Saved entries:
START

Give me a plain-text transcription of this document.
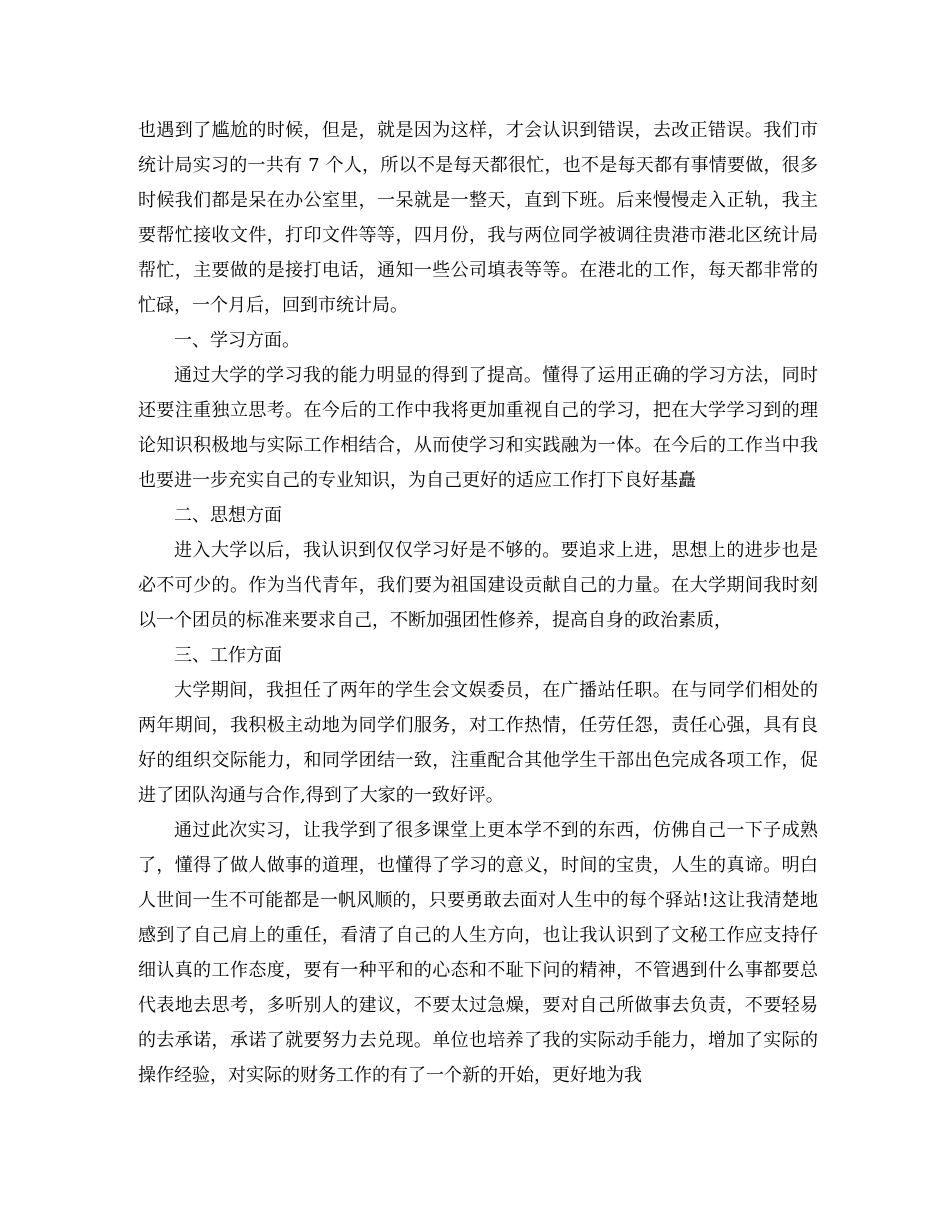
也遇到了尴尬的时候，但是，就是因为这样，才会认识到错误，去改正错误。我们市统计局实习的一共有 7 个人，所以不是每天都很忙，也不是每天都有事情要做，很多时候我们都是呆在办公室里，一呆就是一整天，直到下班。后来慢慢走入正轨，我主要帮忙接收文件，打印文件等等，四月份，我与两位同学被调往贵港市港北区统计局帮忙，主要做的是接打电话，通知一些公司填表等等。在港北的工作，每天都非常的忙碌，一个月后，回到市统计局。

一、学习方面。

通过大学的学习我的能力明显的得到了提高。懂得了运用正确的学习方法，同时还要注重独立思考。在今后的工作中我将更加重视自己的学习，把在大学学习到的理论知识积极地与实际工作相结合，从而使学习和实践融为一体。在今后的工作当中我也要进一步充实自己的专业知识，为自己更好的适应工作打下良好基矗

二、思想方面

进入大学以后，我认识到仅仅学习好是不够的。要追求上进，思想上的进步也是必不可少的。作为当代青年，我们要为祖国建设贡献自己的力量。在大学期间我时刻以一个团员的标准来要求自己，不断加强团性修养，提高自身的政治素质，

三、工作方面

大学期间，我担任了两年的学生会文娱委员，在广播站任职。在与同学们相处的两年期间，我积极主动地为同学们服务，对工作热情，任劳任怨，责任心强，具有良好的组织交际能力，和同学团结一致，注重配合其他学生干部出色完成各项工作，促进了团队沟通与合作,得到了大家的一致好评。

通过此次实习，让我学到了很多课堂上更本学不到的东西，仿佛自己一下子成熟了，懂得了做人做事的道理，也懂得了学习的意义，时间的宝贵，人生的真谛。明白人世间一生不可能都是一帆风顺的，只要勇敢去面对人生中的每个驿站!这让我清楚地感到了自己肩上的重任，看清了自己的人生方向，也让我认识到了文秘工作应支持仔细认真的工作态度，要有一种平和的心态和不耻下问的精神，不管遇到什么事都要总代表地去思考，多听别人的建议，不要太过急燥，要对自己所做事去负责，不要轻易的去承诺，承诺了就要努力去兑现。单位也培养了我的实际动手能力，增加了实际的操作经验，对实际的财务工作的有了一个新的开始，更好地为我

END

Transcribe the records verbatim and omit the images.

Give me a plain-text transcription of this document.
也遇到了尴尬的时候，但是，就是因为这样，才会认识到错误，去改正错误。我们市统计局实习的一共有 7 个人，所以不是每天都很忙，也不是每天都有事情要做，很多时候我们都是呆在办公室里，一呆就是一整天，直到下班。后来慢慢走入正轨，我主要帮忙接收文件，打印文件等等，四月份，我与两位同学被调往贵港市港北区统计局帮忙，主要做的是接打电话，通知一些公司填表等等。在港北的工作，每天都非常的忙碌，一个月后，回到市统计局。

一、学习方面。

通过大学的学习我的能力明显的得到了提高。懂得了运用正确的学习方法，同时还要注重独立思考。在今后的工作中我将更加重视自己的学习，把在大学学习到的理论知识积极地与实际工作相结合，从而使学习和实践融为一体。在今后的工作当中我也要进一步充实自己的专业知识，为自己更好的适应工作打下良好基矗

二、思想方面

进入大学以后，我认识到仅仅学习好是不够的。要追求上进，思想上的进步也是必不可少的。作为当代青年，我们要为祖国建设贡献自己的力量。在大学期间我时刻以一个团员的标准来要求自己，不断加强团性修养，提高自身的政治素质，

三、工作方面

大学期间，我担任了两年的学生会文娱委员，在广播站任职。在与同学们相处的两年期间，我积极主动地为同学们服务，对工作热情，任劳任怨，责任心强，具有良好的组织交际能力，和同学团结一致，注重配合其他学生干部出色完成各项工作，促进了团队沟通与合作,得到了大家的一致好评。

通过此次实习，让我学到了很多课堂上更本学不到的东西，仿佛自己一下子成熟了，懂得了做人做事的道理，也懂得了学习的意义，时间的宝贵，人生的真谛。明白人世间一生不可能都是一帆风顺的，只要勇敢去面对人生中的每个驿站!这让我清楚地感到了自己肩上的重任，看清了自己的人生方向，也让我认识到了文秘工作应支持仔细认真的工作态度，要有一种平和的心态和不耻下问的精神，不管遇到什么事都要总代表地去思考，多听别人的建议，不要太过急燥，要对自己所做事去负责，不要轻易的去承诺，承诺了就要努力去兑现。单位也培养了我的实际动手能力，增加了实际的操作经验，对实际的财务工作的有了一个新的开始，更好地为我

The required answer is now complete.